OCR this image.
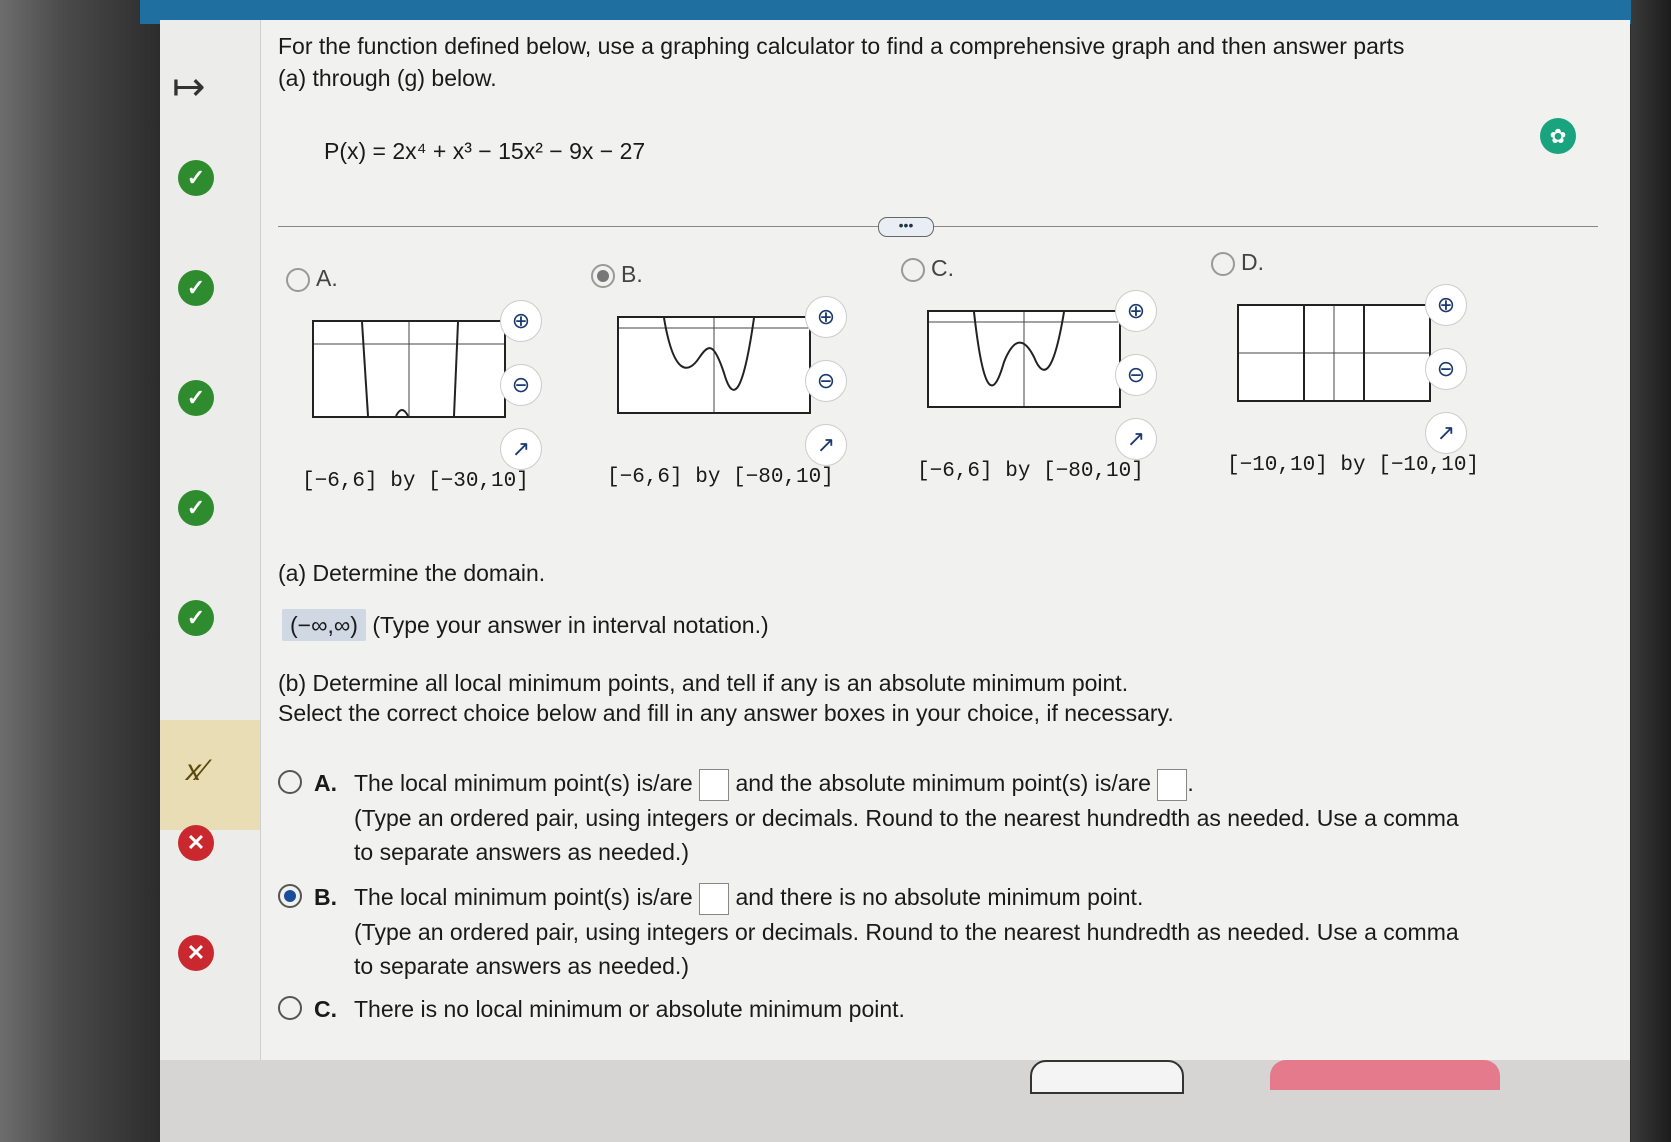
✿
↦
✓
✓
✓
✓
✓
x⁄
✕
✕

For the function defined below, use a graphing calculator to find a comprehensive graph and then answer parts (a) through (g) below.

P(x) = 2x⁴ + x³ − 15x² − 9x − 27
•••
A.
⊕
⊖
↗
[−6,6] by [−30,10]
B.
⊕
⊖
↗
[−6,6] by [−80,10]
C.
⊕
⊖
↗
[−6,6] by [−80,10]
D.
⊕
⊖
↗
[−10,10] by [−10,10]
(a) Determine the domain.
(−∞,∞) (Type your answer in interval notation.)
(b) Determine all local minimum points, and tell if any is an absolute minimum point.
Select the correct choice below and fill in any answer boxes in your choice, if necessary.
A. The local minimum point(s) is/are and the absolute minimum point(s) is/are .
(Type an ordered pair, using integers or decimals. Round to the nearest hundredth as needed. Use a comma to separate answers as needed.)
B. The local minimum point(s) is/are and there is no absolute minimum point.
(Type an ordered pair, using integers or decimals. Round to the nearest hundredth as needed. Use a comma to separate answers as needed.)
C. There is no local minimum or absolute minimum point.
————
# GOAL
Every line of the data above should be quoted exactly. Omit the pictures.

# THE SOLUTION
OCR this image.
✿
↦
✓
✓
✓
✓
✓
x⁄
✕
✕

For the function defined below, use a graphing calculator to find a comprehensive graph and then answer parts (a) through (g) below.

P(x) = 2x⁴ + x³ − 15x² − 9x − 27
•••
A.
⊕
⊖
↗
[−6,6] by [−30,10]
B.
⊕
⊖
↗
[−6,6] by [−80,10]
C.
⊕
⊖
↗
[−6,6] by [−80,10]
D.
⊕
⊖
↗
[−10,10] by [−10,10]
(a) Determine the domain.
(−∞,∞) (Type your answer in interval notation.)
(b) Determine all local minimum points, and tell if any is an absolute minimum point.
Select the correct choice below and fill in any answer boxes in your choice, if necessary.
A. The local minimum point(s) is/are and the absolute minimum point(s) is/are .
(Type an ordered pair, using integers or decimals. Round to the nearest hundredth as needed. Use a comma to separate answers as needed.)
B. The local minimum point(s) is/are and there is no absolute minimum point.
(Type an ordered pair, using integers or decimals. Round to the nearest hundredth as needed. Use a comma to separate answers as needed.)
C. There is no local minimum or absolute minimum point.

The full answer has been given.